Everything in the listing except the pictures should be written out exactly.

○ ○ ○ ○ ○

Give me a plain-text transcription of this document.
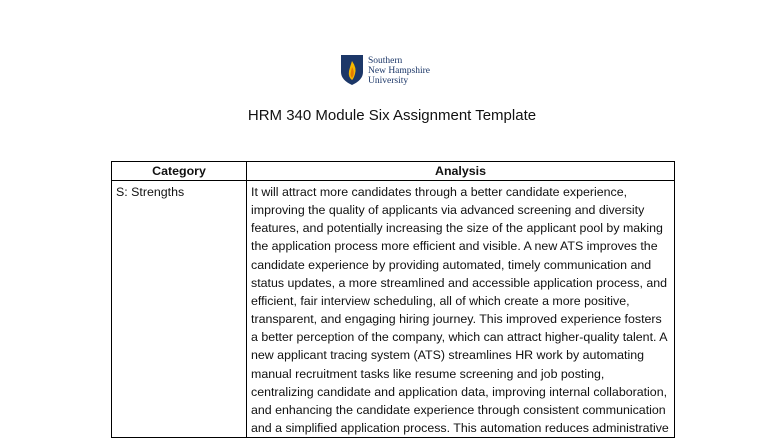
Southern
New Hampshire
University
HRM 340 Module Six Assignment Template
Category	Analysis
S: Strengths	It will attract more candidates through a better candidate experience, improving the quality of applicants via advanced screening and diversity features, and potentially increasing the size of the applicant pool by making the application process more efficient and visible. A new ATS improves the candidate experience by providing automated, timely communication and status updates, a more streamlined and accessible application process, and efficient, fair interview scheduling, all of which create a more positive, transparent, and engaging hiring journey. This improved experience fosters a better perception of the company, which can attract higher-quality talent. A new applicant tracing system (ATS) streamlines HR work by automating manual recruitment tasks like resume screening and job posting, centralizing candidate and application data, improving internal collaboration, and enhancing the candidate experience through consistent communication and a simplified application process. This automation reduces administrative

○ ○ ○ ○ ○

## In response:
Give me a plain-text transcription of this document.
Southern
New Hampshire
University
HRM 340 Module Six Assignment Template
Category	Analysis
S: Strengths	It will attract more candidates through a better candidate experience, improving the quality of applicants via advanced screening and diversity features, and potentially increasing the size of the applicant pool by making the application process more efficient and visible. A new ATS improves the candidate experience by providing automated, timely communication and status updates, a more streamlined and accessible application process, and efficient, fair interview scheduling, all of which create a more positive, transparent, and engaging hiring journey. This improved experience fosters a better perception of the company, which can attract higher-quality talent. A new applicant tracing system (ATS) streamlines HR work by automating manual recruitment tasks like resume screening and job posting, centralizing candidate and application data, improving internal collaboration, and enhancing the candidate experience through consistent communication and a simplified application process. This automation reduces administrative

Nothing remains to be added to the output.